■ **Records to process**
★ ★ ★ ★

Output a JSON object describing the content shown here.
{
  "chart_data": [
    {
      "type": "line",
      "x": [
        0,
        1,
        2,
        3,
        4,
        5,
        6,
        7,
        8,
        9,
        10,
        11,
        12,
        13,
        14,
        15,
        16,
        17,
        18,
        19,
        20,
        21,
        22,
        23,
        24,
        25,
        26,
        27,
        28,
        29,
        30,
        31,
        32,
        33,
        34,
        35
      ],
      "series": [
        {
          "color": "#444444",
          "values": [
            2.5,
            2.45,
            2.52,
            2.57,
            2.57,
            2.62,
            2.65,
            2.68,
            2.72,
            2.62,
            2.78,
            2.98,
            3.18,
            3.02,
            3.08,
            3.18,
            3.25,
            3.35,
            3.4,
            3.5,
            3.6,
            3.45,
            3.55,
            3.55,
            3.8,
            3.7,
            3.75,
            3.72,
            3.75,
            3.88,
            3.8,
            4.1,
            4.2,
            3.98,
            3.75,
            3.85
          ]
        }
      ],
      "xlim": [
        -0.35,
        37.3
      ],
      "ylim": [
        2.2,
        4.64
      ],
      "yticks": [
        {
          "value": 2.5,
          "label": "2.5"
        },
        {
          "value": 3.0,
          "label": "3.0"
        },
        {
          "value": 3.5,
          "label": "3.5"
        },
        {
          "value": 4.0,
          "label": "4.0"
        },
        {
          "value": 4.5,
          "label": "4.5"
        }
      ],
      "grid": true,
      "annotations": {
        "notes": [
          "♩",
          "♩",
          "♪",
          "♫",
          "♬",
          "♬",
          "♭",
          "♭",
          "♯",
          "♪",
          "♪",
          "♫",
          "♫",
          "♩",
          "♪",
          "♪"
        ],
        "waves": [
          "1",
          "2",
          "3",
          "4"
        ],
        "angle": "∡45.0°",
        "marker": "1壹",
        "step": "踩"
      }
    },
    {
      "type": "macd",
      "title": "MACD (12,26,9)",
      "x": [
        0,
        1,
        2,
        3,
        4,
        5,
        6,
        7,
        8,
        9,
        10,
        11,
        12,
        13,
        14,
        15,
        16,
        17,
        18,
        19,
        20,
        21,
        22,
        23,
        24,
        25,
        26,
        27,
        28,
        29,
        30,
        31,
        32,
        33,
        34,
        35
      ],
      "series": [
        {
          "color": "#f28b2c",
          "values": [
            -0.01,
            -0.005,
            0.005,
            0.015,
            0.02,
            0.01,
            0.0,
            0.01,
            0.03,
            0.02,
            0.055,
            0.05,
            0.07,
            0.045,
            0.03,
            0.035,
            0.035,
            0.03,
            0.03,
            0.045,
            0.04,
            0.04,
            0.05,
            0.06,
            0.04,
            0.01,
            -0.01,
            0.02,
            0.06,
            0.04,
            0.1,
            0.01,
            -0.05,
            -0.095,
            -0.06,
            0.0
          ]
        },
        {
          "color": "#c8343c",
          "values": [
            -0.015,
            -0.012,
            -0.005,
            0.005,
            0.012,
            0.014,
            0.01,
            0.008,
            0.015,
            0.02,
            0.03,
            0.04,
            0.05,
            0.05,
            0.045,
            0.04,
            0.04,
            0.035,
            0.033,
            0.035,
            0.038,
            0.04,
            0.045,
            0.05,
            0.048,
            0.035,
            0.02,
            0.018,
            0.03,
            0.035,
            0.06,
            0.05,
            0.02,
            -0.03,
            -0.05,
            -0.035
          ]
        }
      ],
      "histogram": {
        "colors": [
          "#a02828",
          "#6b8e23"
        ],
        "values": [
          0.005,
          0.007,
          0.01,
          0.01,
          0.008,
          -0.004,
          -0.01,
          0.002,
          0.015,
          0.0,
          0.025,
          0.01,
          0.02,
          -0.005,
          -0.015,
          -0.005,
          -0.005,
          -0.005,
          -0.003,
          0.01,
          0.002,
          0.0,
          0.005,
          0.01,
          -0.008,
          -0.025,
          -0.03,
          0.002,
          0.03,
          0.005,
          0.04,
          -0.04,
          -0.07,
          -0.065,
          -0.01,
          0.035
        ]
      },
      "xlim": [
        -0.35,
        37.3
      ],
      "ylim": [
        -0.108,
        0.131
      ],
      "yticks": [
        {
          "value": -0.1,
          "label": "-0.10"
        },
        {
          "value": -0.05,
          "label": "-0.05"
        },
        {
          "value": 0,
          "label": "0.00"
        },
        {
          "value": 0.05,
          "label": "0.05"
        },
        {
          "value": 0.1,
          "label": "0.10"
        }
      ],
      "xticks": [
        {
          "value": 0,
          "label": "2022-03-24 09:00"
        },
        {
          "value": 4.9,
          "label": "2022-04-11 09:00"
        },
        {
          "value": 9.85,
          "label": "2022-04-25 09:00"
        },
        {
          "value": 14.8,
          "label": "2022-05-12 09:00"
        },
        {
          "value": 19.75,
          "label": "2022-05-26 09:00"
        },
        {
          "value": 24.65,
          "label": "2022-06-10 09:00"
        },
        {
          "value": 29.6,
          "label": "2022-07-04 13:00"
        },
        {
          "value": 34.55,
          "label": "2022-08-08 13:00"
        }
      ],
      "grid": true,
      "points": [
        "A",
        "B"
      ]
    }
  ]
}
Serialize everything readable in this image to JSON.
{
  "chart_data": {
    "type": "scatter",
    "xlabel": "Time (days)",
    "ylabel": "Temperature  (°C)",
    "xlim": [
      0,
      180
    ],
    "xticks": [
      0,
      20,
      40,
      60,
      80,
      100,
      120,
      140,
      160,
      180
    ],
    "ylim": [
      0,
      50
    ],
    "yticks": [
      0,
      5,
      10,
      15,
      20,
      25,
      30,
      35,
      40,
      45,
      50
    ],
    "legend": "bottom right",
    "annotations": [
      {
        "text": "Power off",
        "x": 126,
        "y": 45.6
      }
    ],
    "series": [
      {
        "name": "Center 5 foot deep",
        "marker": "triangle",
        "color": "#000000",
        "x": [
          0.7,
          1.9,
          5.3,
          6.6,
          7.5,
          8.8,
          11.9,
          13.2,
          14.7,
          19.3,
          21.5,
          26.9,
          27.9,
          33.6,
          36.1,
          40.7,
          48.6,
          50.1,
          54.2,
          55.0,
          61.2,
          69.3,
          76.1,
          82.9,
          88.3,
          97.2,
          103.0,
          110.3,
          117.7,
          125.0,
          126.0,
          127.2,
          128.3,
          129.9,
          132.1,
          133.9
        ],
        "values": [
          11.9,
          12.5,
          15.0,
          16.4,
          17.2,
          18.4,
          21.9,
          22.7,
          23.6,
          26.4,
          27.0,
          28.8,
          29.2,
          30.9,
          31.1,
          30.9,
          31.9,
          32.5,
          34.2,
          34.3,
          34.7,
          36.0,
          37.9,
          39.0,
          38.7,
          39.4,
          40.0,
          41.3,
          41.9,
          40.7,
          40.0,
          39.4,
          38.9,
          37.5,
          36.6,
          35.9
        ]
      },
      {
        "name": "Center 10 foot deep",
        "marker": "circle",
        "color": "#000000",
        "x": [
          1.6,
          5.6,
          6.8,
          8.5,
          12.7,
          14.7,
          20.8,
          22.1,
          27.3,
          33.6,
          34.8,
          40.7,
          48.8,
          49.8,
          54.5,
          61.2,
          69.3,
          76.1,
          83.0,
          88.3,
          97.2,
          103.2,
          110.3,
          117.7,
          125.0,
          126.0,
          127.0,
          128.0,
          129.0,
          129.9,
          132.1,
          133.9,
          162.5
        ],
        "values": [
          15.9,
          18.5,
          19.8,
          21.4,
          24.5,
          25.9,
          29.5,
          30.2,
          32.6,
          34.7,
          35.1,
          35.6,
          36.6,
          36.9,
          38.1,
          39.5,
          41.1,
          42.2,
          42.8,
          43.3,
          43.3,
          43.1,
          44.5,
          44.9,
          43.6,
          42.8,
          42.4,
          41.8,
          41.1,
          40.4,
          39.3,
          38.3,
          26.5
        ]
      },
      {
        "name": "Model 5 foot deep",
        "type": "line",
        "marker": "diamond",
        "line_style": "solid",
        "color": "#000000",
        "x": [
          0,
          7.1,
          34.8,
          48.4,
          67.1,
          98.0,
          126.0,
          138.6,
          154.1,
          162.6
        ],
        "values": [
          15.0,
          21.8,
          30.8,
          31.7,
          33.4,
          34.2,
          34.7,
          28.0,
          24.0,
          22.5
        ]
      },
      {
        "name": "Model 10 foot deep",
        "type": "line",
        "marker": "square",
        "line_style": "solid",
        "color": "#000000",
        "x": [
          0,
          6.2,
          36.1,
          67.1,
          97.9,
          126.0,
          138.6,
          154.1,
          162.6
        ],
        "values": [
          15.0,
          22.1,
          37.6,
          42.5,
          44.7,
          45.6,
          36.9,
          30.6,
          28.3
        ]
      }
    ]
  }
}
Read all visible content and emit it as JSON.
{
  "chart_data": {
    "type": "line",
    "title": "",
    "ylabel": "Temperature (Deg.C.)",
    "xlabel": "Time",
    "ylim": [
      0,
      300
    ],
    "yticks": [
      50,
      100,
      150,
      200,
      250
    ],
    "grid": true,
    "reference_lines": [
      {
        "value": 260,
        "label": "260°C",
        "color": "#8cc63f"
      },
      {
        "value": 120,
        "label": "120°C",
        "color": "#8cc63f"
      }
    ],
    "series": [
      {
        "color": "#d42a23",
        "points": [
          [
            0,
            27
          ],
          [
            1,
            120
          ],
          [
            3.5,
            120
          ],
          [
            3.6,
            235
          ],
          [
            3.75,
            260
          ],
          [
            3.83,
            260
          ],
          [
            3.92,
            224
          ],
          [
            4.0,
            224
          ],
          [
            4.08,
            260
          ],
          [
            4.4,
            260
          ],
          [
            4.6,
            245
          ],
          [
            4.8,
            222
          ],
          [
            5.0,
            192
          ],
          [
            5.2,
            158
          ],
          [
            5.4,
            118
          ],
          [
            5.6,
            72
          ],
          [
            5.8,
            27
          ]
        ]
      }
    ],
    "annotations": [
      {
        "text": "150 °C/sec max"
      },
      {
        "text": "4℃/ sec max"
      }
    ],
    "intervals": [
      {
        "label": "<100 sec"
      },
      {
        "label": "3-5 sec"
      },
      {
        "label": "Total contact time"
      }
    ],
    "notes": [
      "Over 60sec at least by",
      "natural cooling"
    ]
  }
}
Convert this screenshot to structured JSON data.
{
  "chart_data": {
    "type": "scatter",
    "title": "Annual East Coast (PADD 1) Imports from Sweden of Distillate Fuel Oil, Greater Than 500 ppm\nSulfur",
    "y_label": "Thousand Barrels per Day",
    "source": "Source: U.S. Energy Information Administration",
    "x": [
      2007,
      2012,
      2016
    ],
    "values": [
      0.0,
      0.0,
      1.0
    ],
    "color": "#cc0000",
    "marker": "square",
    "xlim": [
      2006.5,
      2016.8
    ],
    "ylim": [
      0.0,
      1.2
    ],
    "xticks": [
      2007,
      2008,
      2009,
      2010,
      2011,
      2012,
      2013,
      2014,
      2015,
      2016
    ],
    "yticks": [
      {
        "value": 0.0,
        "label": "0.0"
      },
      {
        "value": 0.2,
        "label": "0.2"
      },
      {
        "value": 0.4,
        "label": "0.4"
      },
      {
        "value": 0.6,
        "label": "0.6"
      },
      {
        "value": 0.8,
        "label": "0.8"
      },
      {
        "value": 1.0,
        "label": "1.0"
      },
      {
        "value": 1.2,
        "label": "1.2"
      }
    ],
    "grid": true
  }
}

★ ★ ★ ★

■ **What is expected**
Gather all lines from the listing above in which "Model" occurs.

■ **Finished task**
        "name": "Model 5 foot deep",
        "name": "Model 10 foot deep",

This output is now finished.